Data records:
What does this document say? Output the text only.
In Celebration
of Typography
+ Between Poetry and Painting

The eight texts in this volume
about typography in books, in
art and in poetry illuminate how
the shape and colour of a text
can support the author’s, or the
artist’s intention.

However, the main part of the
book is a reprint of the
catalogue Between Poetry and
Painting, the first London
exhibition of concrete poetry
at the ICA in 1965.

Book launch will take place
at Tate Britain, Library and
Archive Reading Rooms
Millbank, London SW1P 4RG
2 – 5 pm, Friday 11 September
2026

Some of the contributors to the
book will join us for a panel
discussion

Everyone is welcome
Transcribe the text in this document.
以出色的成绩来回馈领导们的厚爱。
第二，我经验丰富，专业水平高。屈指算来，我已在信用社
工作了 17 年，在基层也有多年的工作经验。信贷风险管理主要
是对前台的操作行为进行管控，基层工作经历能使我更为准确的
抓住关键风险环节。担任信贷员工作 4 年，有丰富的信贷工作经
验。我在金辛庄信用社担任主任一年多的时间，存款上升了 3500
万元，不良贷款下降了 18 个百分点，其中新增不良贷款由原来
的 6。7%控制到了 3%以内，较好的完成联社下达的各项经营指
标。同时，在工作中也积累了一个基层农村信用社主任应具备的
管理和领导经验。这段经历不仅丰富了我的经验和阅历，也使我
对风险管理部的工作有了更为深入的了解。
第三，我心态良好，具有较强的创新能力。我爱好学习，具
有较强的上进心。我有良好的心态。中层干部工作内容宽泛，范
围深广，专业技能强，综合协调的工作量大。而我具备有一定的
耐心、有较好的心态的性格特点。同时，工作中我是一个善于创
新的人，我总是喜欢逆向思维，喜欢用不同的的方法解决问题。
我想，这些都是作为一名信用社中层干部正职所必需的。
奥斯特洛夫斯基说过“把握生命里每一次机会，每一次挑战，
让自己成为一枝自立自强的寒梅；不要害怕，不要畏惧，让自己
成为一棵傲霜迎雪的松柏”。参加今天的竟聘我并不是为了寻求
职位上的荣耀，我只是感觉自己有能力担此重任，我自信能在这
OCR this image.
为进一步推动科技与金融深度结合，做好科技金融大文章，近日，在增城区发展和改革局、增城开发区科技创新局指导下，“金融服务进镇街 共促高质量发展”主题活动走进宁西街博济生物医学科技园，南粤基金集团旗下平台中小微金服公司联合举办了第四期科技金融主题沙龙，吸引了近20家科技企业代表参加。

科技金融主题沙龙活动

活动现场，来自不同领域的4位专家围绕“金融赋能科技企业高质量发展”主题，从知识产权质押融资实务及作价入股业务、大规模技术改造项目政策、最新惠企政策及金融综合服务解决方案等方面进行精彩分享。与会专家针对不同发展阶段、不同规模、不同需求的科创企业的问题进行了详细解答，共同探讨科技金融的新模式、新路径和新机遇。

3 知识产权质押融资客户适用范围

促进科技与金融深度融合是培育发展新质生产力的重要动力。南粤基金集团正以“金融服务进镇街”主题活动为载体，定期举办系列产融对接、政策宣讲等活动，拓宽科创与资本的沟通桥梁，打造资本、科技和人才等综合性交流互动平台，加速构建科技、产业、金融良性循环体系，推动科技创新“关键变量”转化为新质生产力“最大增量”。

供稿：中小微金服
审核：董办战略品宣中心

### SHORT TASK
Would you reproduce the material above in full, exactly as given?

### OUTPUT BELOW
What does this document say? Output the text only.
In Celebration
of Typography
+ Between Poetry and Painting

The eight texts in this volume
about typography in books, in
art and in poetry illuminate how
the shape and colour of a text
can support the author’s, or the
artist’s intention.

However, the main part of the
book is a reprint of the
catalogue Between Poetry and
Painting, the first London
exhibition of concrete poetry
at the ICA in 1965.

Book launch will take place
at Tate Britain, Library and
Archive Reading Rooms
Millbank, London SW1P 4RG
2 – 5 pm, Friday 11 September
2026

Some of the contributors to the
book will join us for a panel
discussion

Everyone is welcome
Transcribe the text in this document.
以出色的成绩来回馈领导们的厚爱。
第二，我经验丰富，专业水平高。屈指算来，我已在信用社
工作了 17 年，在基层也有多年的工作经验。信贷风险管理主要
是对前台的操作行为进行管控，基层工作经历能使我更为准确的
抓住关键风险环节。担任信贷员工作 4 年，有丰富的信贷工作经
验。我在金辛庄信用社担任主任一年多的时间，存款上升了 3500
万元，不良贷款下降了 18 个百分点，其中新增不良贷款由原来
的 6。7%控制到了 3%以内，较好的完成联社下达的各项经营指
标。同时，在工作中也积累了一个基层农村信用社主任应具备的
管理和领导经验。这段经历不仅丰富了我的经验和阅历，也使我
对风险管理部的工作有了更为深入的了解。
第三，我心态良好，具有较强的创新能力。我爱好学习，具
有较强的上进心。我有良好的心态。中层干部工作内容宽泛，范
围深广，专业技能强，综合协调的工作量大。而我具备有一定的
耐心、有较好的心态的性格特点。同时，工作中我是一个善于创
新的人，我总是喜欢逆向思维，喜欢用不同的的方法解决问题。
我想，这些都是作为一名信用社中层干部正职所必需的。
奥斯特洛夫斯基说过“把握生命里每一次机会，每一次挑战，
让自己成为一枝自立自强的寒梅；不要害怕，不要畏惧，让自己
成为一棵傲霜迎雪的松柏”。参加今天的竟聘我并不是为了寻求
职位上的荣耀，我只是感觉自己有能力担此重任，我自信能在这
OCR this image.
为进一步推动科技与金融深度结合，做好科技金融大文章，近日，在增城区发展和改革局、增城开发区科技创新局指导下，“金融服务进镇街 共促高质量发展”主题活动走进宁西街博济生物医学科技园，南粤基金集团旗下平台中小微金服公司联合举办了第四期科技金融主题沙龙，吸引了近20家科技企业代表参加。

科技金融主题沙龙活动

活动现场，来自不同领域的4位专家围绕“金融赋能科技企业高质量发展”主题，从知识产权质押融资实务及作价入股业务、大规模技术改造项目政策、最新惠企政策及金融综合服务解决方案等方面进行精彩分享。与会专家针对不同发展阶段、不同规模、不同需求的科创企业的问题进行了详细解答，共同探讨科技金融的新模式、新路径和新机遇。

3 知识产权质押融资客户适用范围

促进科技与金融深度融合是培育发展新质生产力的重要动力。南粤基金集团正以“金融服务进镇街”主题活动为载体，定期举办系列产融对接、政策宣讲等活动，拓宽科创与资本的沟通桥梁，打造资本、科技和人才等综合性交流互动平台，加速构建科技、产业、金融良性循环体系，推动科技创新“关键变量”转化为新质生产力“最大增量”。

供稿：中小微金服
审核：董办战略品宣中心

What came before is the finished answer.